_PROBLEM DESCRIPTION_. Your task is to restate the data word for word.

_RECORDS FOR PROCESSING_.

## START

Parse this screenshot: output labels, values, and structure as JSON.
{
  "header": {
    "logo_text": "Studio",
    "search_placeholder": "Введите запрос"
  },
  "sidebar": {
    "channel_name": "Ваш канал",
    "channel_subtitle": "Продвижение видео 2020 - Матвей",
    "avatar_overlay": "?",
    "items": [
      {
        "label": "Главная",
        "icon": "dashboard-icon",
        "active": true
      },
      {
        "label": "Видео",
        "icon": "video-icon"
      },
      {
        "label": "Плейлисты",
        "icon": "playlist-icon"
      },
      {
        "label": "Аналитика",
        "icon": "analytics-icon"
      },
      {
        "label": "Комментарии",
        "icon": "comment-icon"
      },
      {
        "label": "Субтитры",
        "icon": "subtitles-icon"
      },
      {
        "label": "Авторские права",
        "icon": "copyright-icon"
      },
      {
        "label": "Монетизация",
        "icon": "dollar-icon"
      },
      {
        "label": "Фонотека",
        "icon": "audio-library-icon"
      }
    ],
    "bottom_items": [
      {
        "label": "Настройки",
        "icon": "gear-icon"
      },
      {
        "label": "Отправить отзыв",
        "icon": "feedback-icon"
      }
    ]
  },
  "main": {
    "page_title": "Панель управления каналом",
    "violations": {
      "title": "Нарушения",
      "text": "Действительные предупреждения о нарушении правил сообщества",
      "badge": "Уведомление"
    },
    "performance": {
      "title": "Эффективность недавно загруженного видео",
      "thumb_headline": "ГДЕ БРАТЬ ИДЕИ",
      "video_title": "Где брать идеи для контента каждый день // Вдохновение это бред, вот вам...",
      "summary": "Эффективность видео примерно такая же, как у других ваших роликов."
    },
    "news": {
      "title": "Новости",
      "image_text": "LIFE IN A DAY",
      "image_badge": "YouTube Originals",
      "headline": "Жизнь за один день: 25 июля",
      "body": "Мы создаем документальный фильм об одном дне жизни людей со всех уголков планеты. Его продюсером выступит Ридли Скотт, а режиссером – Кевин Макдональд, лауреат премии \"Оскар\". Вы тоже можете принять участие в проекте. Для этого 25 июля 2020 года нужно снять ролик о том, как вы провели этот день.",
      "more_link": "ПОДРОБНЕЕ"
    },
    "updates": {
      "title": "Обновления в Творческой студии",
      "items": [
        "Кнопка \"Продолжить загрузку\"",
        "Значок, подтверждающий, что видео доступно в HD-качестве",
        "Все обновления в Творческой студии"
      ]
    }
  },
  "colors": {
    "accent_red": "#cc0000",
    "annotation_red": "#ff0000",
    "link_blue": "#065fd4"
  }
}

## END

_REPLY_.
Parse this screenshot: output labels, values, and structure as JSON.
{
  "header": {
    "logo_text": "Studio",
    "search_placeholder": "Введите запрос"
  },
  "sidebar": {
    "channel_name": "Ваш канал",
    "channel_subtitle": "Продвижение видео 2020 - Матвей",
    "avatar_overlay": "?",
    "items": [
      {
        "label": "Главная",
        "icon": "dashboard-icon",
        "active": true
      },
      {
        "label": "Видео",
        "icon": "video-icon"
      },
      {
        "label": "Плейлисты",
        "icon": "playlist-icon"
      },
      {
        "label": "Аналитика",
        "icon": "analytics-icon"
      },
      {
        "label": "Комментарии",
        "icon": "comment-icon"
      },
      {
        "label": "Субтитры",
        "icon": "subtitles-icon"
      },
      {
        "label": "Авторские права",
        "icon": "copyright-icon"
      },
      {
        "label": "Монетизация",
        "icon": "dollar-icon"
      },
      {
        "label": "Фонотека",
        "icon": "audio-library-icon"
      }
    ],
    "bottom_items": [
      {
        "label": "Настройки",
        "icon": "gear-icon"
      },
      {
        "label": "Отправить отзыв",
        "icon": "feedback-icon"
      }
    ]
  },
  "main": {
    "page_title": "Панель управления каналом",
    "violations": {
      "title": "Нарушения",
      "text": "Действительные предупреждения о нарушении правил сообщества",
      "badge": "Уведомление"
    },
    "performance": {
      "title": "Эффективность недавно загруженного видео",
      "thumb_headline": "ГДЕ БРАТЬ ИДЕИ",
      "video_title": "Где брать идеи для контента каждый день // Вдохновение это бред, вот вам...",
      "summary": "Эффективность видео примерно такая же, как у других ваших роликов."
    },
    "news": {
      "title": "Новости",
      "image_text": "LIFE IN A DAY",
      "image_badge": "YouTube Originals",
      "headline": "Жизнь за один день: 25 июля",
      "body": "Мы создаем документальный фильм об одном дне жизни людей со всех уголков планеты. Его продюсером выступит Ридли Скотт, а режиссером – Кевин Макдональд, лауреат премии \"Оскар\". Вы тоже можете принять участие в проекте. Для этого 25 июля 2020 года нужно снять ролик о том, как вы провели этот день.",
      "more_link": "ПОДРОБНЕЕ"
    },
    "updates": {
      "title": "Обновления в Творческой студии",
      "items": [
        "Кнопка \"Продолжить загрузку\"",
        "Значок, подтверждающий, что видео доступно в HD-качестве",
        "Все обновления в Творческой студии"
      ]
    }
  },
  "colors": {
    "accent_red": "#cc0000",
    "annotation_red": "#ff0000",
    "link_blue": "#065fd4"
  }
}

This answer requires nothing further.